▸ **Goal**: Reading the listing below, count the lines that contain the word "values" and give that count alone.

▸ **Material provided**:
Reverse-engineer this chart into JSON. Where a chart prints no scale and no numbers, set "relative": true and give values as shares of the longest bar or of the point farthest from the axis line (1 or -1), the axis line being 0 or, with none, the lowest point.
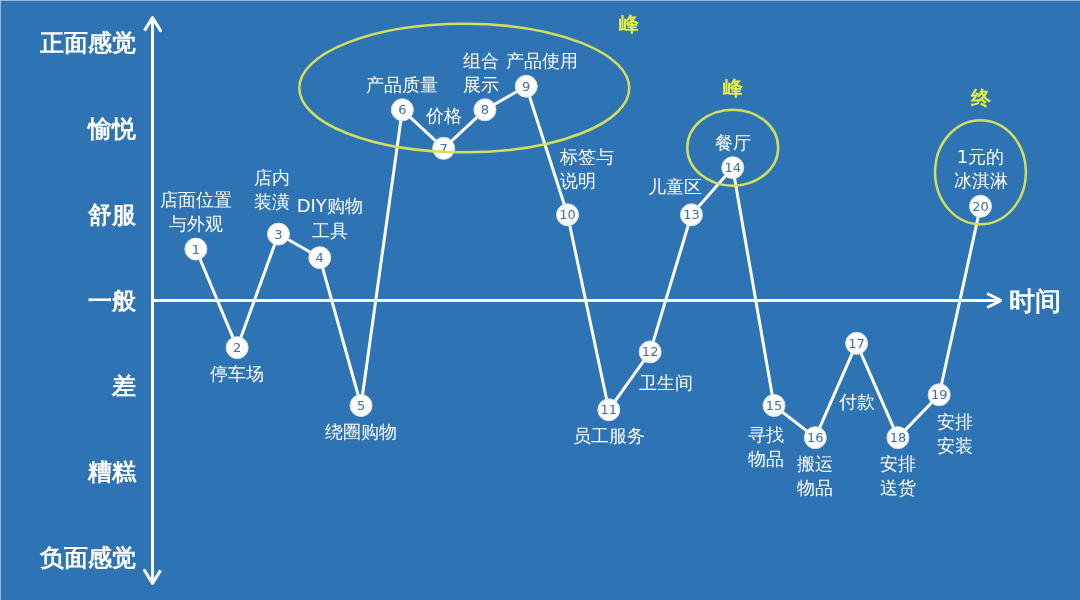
{
  "chart_data": {
    "type": "line",
    "relative": true,
    "xlabel": "时间",
    "categories": [
      "店面位置与外观",
      "停车场",
      "店内装潢",
      "DIY购物工具",
      "绕圈购物",
      "产品质量",
      "价格",
      "组合展示",
      "产品使用",
      "标签与说明",
      "员工服务",
      "卫生间",
      "儿童区",
      "餐厅",
      "寻找物品",
      "搬运物品",
      "付款",
      "安排送货",
      "安排安装",
      "1元的冰淇淋"
    ],
    "values": [
      0.24,
      -0.22,
      0.31,
      0.2,
      -0.49,
      0.89,
      0.71,
      0.89,
      1,
      0.4,
      -0.51,
      -0.24,
      0.4,
      0.62,
      -0.49,
      -0.64,
      -0.2,
      -0.64,
      -0.44,
      0.44
    ],
    "color": "#ffffff",
    "marker": "circle",
    "annotations": [
      "正面感觉",
      "愉悦",
      "舒服",
      "一般",
      "差",
      "糟糕",
      "负面感觉",
      {
        "text": "1",
        "x": "店面位置与外观",
        "y": 0.24
      },
      {
        "text": "2",
        "x": "停车场",
        "y": -0.22
      },
      {
        "text": "3",
        "x": "店内装潢",
        "y": 0.31
      },
      {
        "text": "4",
        "x": "DIY购物工具",
        "y": 0.2
      },
      {
        "text": "5",
        "x": "绕圈购物",
        "y": -0.49
      },
      {
        "text": "6",
        "x": "产品质量",
        "y": 0.89
      },
      {
        "text": "7",
        "x": "价格",
        "y": 0.71
      },
      {
        "text": "8",
        "x": "组合展示",
        "y": 0.89
      },
      {
        "text": "9",
        "x": "产品使用",
        "y": 1
      },
      {
        "text": "10",
        "x": "标签与说明",
        "y": 0.4
      },
      {
        "text": "11",
        "x": "员工服务",
        "y": -0.51
      },
      {
        "text": "12",
        "x": "卫生间",
        "y": -0.24
      },
      {
        "text": "13",
        "x": "儿童区",
        "y": 0.4
      },
      {
        "text": "14",
        "x": "餐厅",
        "y": 0.62
      },
      {
        "text": "15",
        "x": "寻找物品",
        "y": -0.49
      },
      {
        "text": "16",
        "x": "搬运物品",
        "y": -0.64
      },
      {
        "text": "17",
        "x": "付款",
        "y": -0.2
      },
      {
        "text": "18",
        "x": "安排送货",
        "y": -0.64
      },
      {
        "text": "19",
        "x": "安排安装",
        "y": -0.44
      },
      {
        "text": "20",
        "x": "1元的冰淇淋",
        "y": 0.44
      },
      "峰",
      "峰",
      "终"
    ]
  }
}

▸ **Exercise answer**: 2